►

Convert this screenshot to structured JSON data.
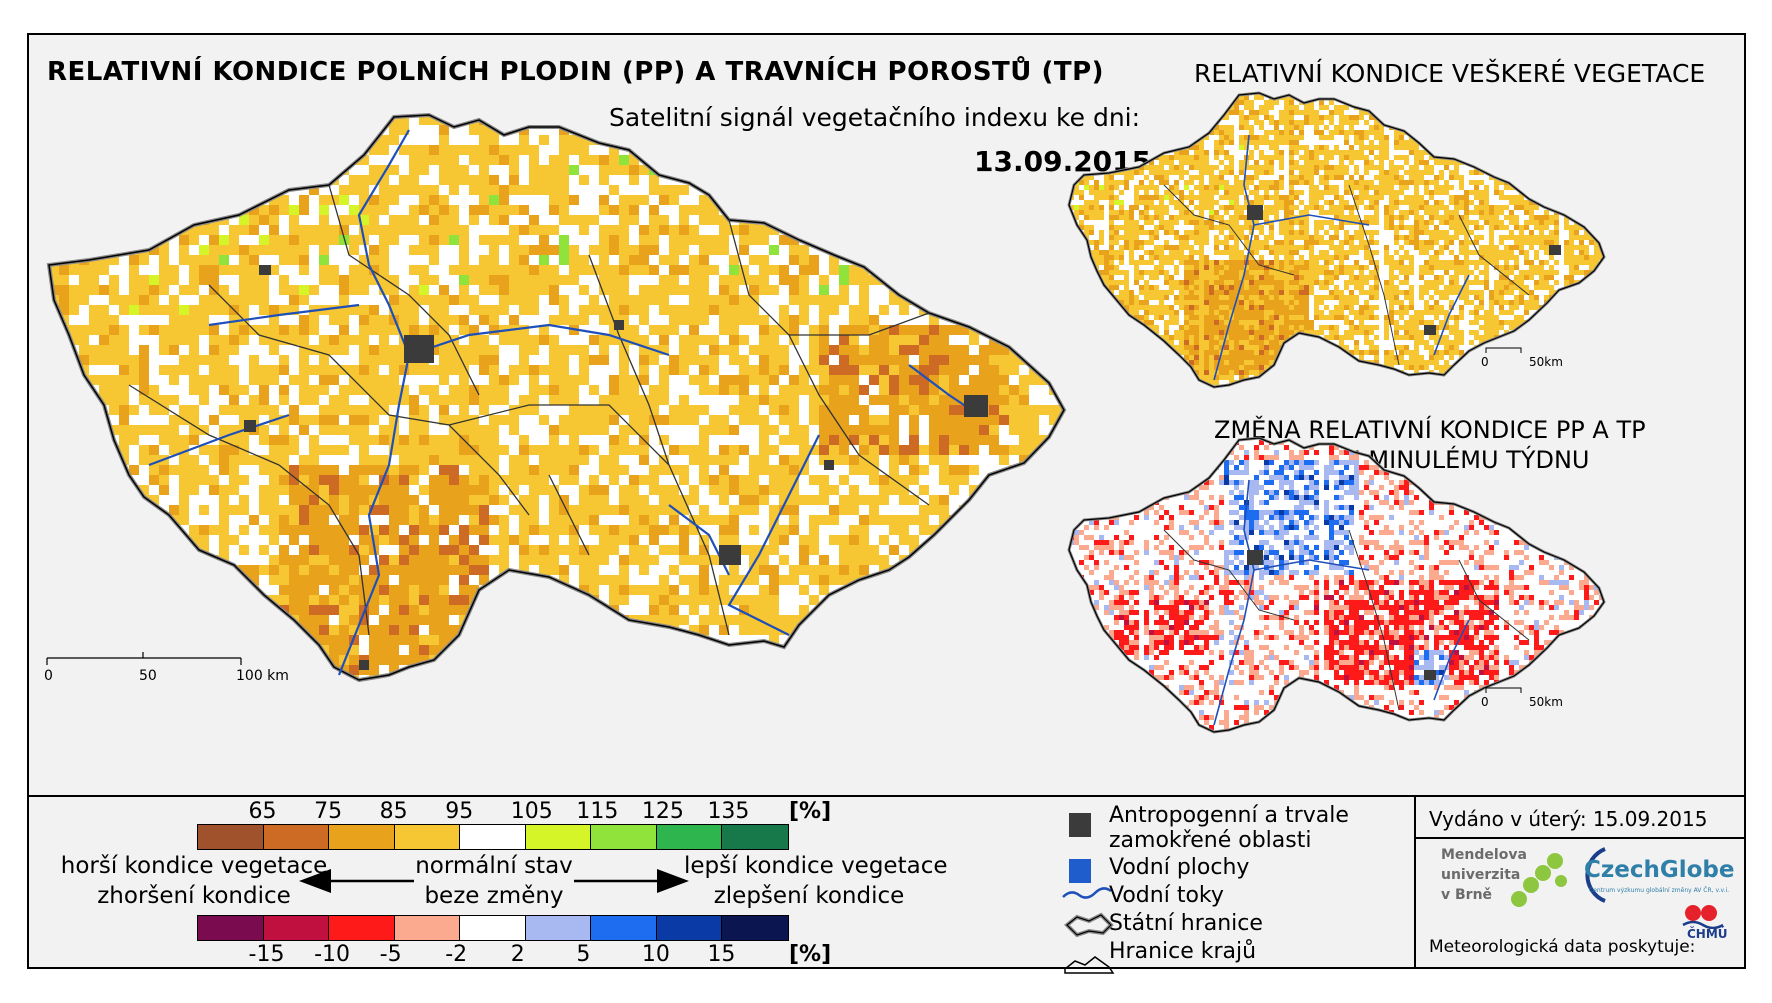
{
  "titles": {
    "main": "RELATIVNÍ KONDICE POLNÍCH PLODIN (PP) A TRAVNÍCH POROSTŮ (TP)",
    "subtitle": "Satelitní signál vegetačního indexu ke dni:",
    "date": "13.09.2015",
    "all_vegetation": "RELATIVNÍ KONDICE VEŠKERÉ VEGETACE",
    "change_line1": "ZMĚNA RELATIVNÍ KONDICE PP A TP",
    "change_line2": "OPROTI MINULÉMU TÝDNU"
  },
  "scale_bars": {
    "main": [
      "0",
      "50",
      "100 km"
    ],
    "small_top": [
      "0",
      "50km"
    ],
    "small_bottom": [
      "0",
      "50km"
    ]
  },
  "legend_condition": {
    "ticks": [
      "65",
      "75",
      "85",
      "95",
      "105",
      "115",
      "125",
      "135"
    ],
    "unit": "[%]",
    "colors": [
      "#a0522d",
      "#cd6a23",
      "#e8a21c",
      "#f6c733",
      "#ffffff",
      "#d6f529",
      "#8fe33a",
      "#2fb54d",
      "#17794a"
    ]
  },
  "legend_change": {
    "ticks": [
      "-15",
      "-10",
      "-5",
      "-2",
      "2",
      "5",
      "10",
      "15"
    ],
    "unit": "[%]",
    "colors": [
      "#7a0b4f",
      "#c0103f",
      "#ff1a1a",
      "#fbaa8f",
      "#ffffff",
      "#a8b8f0",
      "#1e6cf0",
      "#0a3aa6",
      "#0b1650"
    ]
  },
  "descriptions": {
    "worse_condition": "horší kondice vegetace",
    "worse_change": "zhoršení kondice",
    "normal_state": "normální stav",
    "no_change": "beze změny",
    "better_condition": "lepší kondice vegetace",
    "better_change": "zlepšení kondice"
  },
  "symbols": [
    {
      "label_1": "Antropogenní a trvale",
      "label_2": "zamokřené oblasti",
      "color": "#3b3b3b"
    },
    {
      "label_1": "Vodní plochy",
      "color": "#1f5ccc"
    },
    {
      "label_1": "Vodní toky",
      "color": "#1f4fb8"
    },
    {
      "label_1": "Státní hranice",
      "color": "#666666"
    },
    {
      "label_1": "Hranice krajů",
      "color": "#000000"
    }
  ],
  "footer": {
    "issued": "Vydáno v úterý: 15.09.2015",
    "mendel_1": "Mendelova",
    "mendel_2": "univerzita",
    "mendel_3": "v Brně",
    "czechglobe": "CzechGlobe",
    "czechglobe_sub": "Centrum výzkumu globální změny AV ČR, v.v.i.",
    "meteo": "Meteorologická data poskytuje:",
    "chmu": "ČHMÚ"
  }
}
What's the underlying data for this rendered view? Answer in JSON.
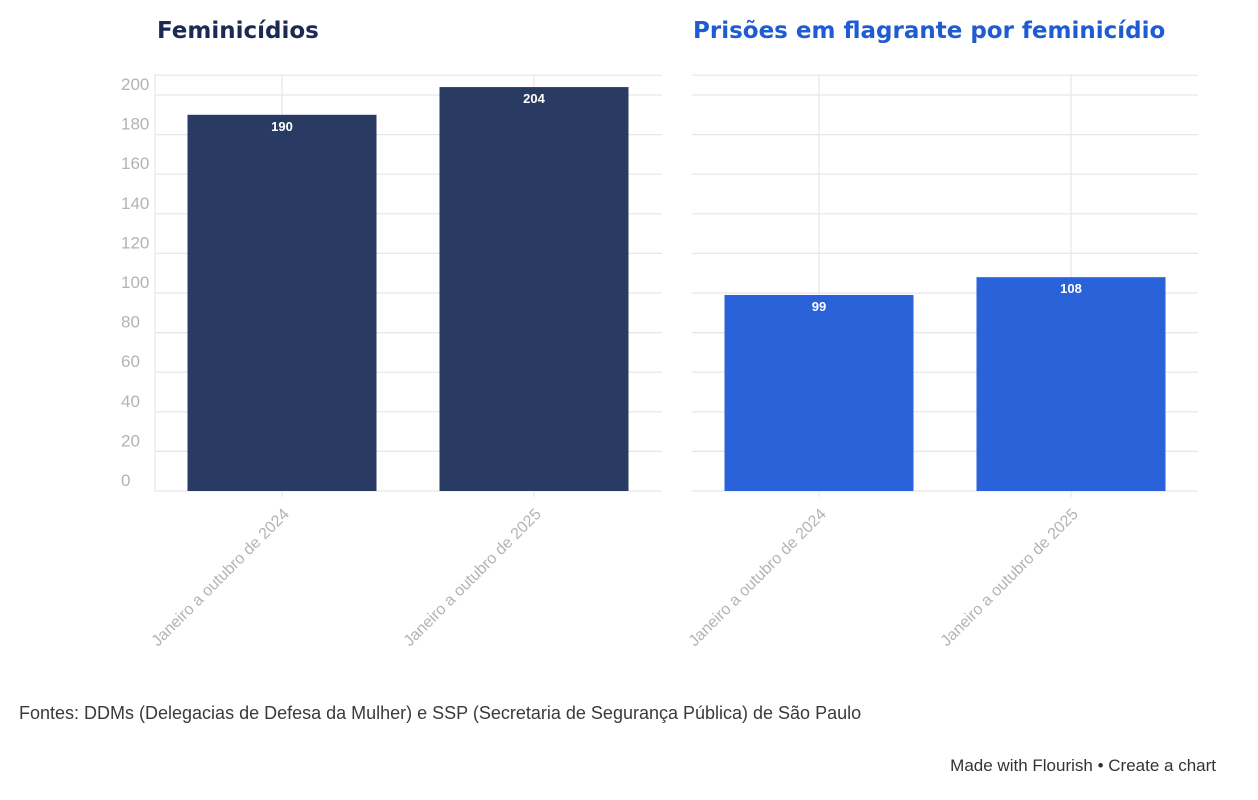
{
  "colors": {
    "series_left": "#293b62",
    "series_right": "#2962d9",
    "title_left": "#1a2a52",
    "title_right": "#1f5bd1",
    "grid": "#e6e6e6",
    "tick": "#b3b3b3"
  },
  "chart_data": [
    {
      "type": "bar",
      "title": "Feminicídios",
      "categories": [
        "Janeiro a outubro de 2024",
        "Janeiro a outubro de 2025"
      ],
      "values": [
        190,
        204
      ],
      "yticks": [
        "0",
        "20",
        "40",
        "60",
        "80",
        "100",
        "120",
        "140",
        "160",
        "180",
        "200"
      ],
      "ylim": [
        0,
        210
      ],
      "grid": true
    },
    {
      "type": "bar",
      "title": "Prisões em flagrante por feminicídio",
      "categories": [
        "Janeiro a outubro de 2024",
        "Janeiro a outubro de 2025"
      ],
      "values": [
        99,
        108
      ],
      "ylim": [
        0,
        210
      ],
      "grid": true
    }
  ],
  "footer": {
    "source": "Fontes: DDMs (Delegacias de Defesa da Mulher) e SSP (Secretaria de Segurança Pública) de São Paulo",
    "made_with": "Made with Flourish",
    "separator": "•",
    "create_chart": "Create a chart"
  }
}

◄

Your instructions.
Copy out each line exactly, without the pictures.

Exercise output.
Convert this screenshot to structured JSON data.
{
  "titles": {
    "main": "RELATIVNÍ KONDICE POLNÍCH PLODIN (PP) A TRAVNÍCH POROSTŮ (TP)",
    "subtitle": "Satelitní signál vegetačního indexu ke dni:",
    "date": "13.09.2015",
    "all_vegetation": "RELATIVNÍ KONDICE VEŠKERÉ VEGETACE",
    "change_line1": "ZMĚNA RELATIVNÍ KONDICE PP A TP",
    "change_line2": "OPROTI MINULÉMU TÝDNU"
  },
  "scale_bars": {
    "main": [
      "0",
      "50",
      "100 km"
    ],
    "small_top": [
      "0",
      "50km"
    ],
    "small_bottom": [
      "0",
      "50km"
    ]
  },
  "legend_condition": {
    "ticks": [
      "65",
      "75",
      "85",
      "95",
      "105",
      "115",
      "125",
      "135"
    ],
    "unit": "[%]",
    "colors": [
      "#a0522d",
      "#cd6a23",
      "#e8a21c",
      "#f6c733",
      "#ffffff",
      "#d6f529",
      "#8fe33a",
      "#2fb54d",
      "#17794a"
    ]
  },
  "legend_change": {
    "ticks": [
      "-15",
      "-10",
      "-5",
      "-2",
      "2",
      "5",
      "10",
      "15"
    ],
    "unit": "[%]",
    "colors": [
      "#7a0b4f",
      "#c0103f",
      "#ff1a1a",
      "#fbaa8f",
      "#ffffff",
      "#a8b8f0",
      "#1e6cf0",
      "#0a3aa6",
      "#0b1650"
    ]
  },
  "descriptions": {
    "worse_condition": "horší kondice vegetace",
    "worse_change": "zhoršení kondice",
    "normal_state": "normální stav",
    "no_change": "beze změny",
    "better_condition": "lepší kondice vegetace",
    "better_change": "zlepšení kondice"
  },
  "symbols": [
    {
      "label_1": "Antropogenní a trvale",
      "label_2": "zamokřené oblasti",
      "color": "#3b3b3b"
    },
    {
      "label_1": "Vodní plochy",
      "color": "#1f5ccc"
    },
    {
      "label_1": "Vodní toky",
      "color": "#1f4fb8"
    },
    {
      "label_1": "Státní hranice",
      "color": "#666666"
    },
    {
      "label_1": "Hranice krajů",
      "color": "#000000"
    }
  ],
  "footer": {
    "issued": "Vydáno v úterý: 15.09.2015",
    "mendel_1": "Mendelova",
    "mendel_2": "univerzita",
    "mendel_3": "v Brně",
    "czechglobe": "CzechGlobe",
    "czechglobe_sub": "Centrum výzkumu globální změny AV ČR, v.v.i.",
    "meteo": "Meteorologická data poskytuje:",
    "chmu": "ČHMÚ"
  }
}
What's the underlying data for this rendered view? Answer in JSON.
{
  "colors": {
    "series_left": "#293b62",
    "series_right": "#2962d9",
    "title_left": "#1a2a52",
    "title_right": "#1f5bd1",
    "grid": "#e6e6e6",
    "tick": "#b3b3b3"
  },
  "chart_data": [
    {
      "type": "bar",
      "title": "Feminicídios",
      "categories": [
        "Janeiro a outubro de 2024",
        "Janeiro a outubro de 2025"
      ],
      "values": [
        190,
        204
      ],
      "yticks": [
        "0",
        "20",
        "40",
        "60",
        "80",
        "100",
        "120",
        "140",
        "160",
        "180",
        "200"
      ],
      "ylim": [
        0,
        210
      ],
      "grid": true
    },
    {
      "type": "bar",
      "title": "Prisões em flagrante por feminicídio",
      "categories": [
        "Janeiro a outubro de 2024",
        "Janeiro a outubro de 2025"
      ],
      "values": [
        99,
        108
      ],
      "ylim": [
        0,
        210
      ],
      "grid": true
    }
  ],
  "footer": {
    "source": "Fontes: DDMs (Delegacias de Defesa da Mulher) e SSP (Secretaria de Segurança Pública) de São Paulo",
    "made_with": "Made with Flourish",
    "separator": "•",
    "create_chart": "Create a chart"
  }
}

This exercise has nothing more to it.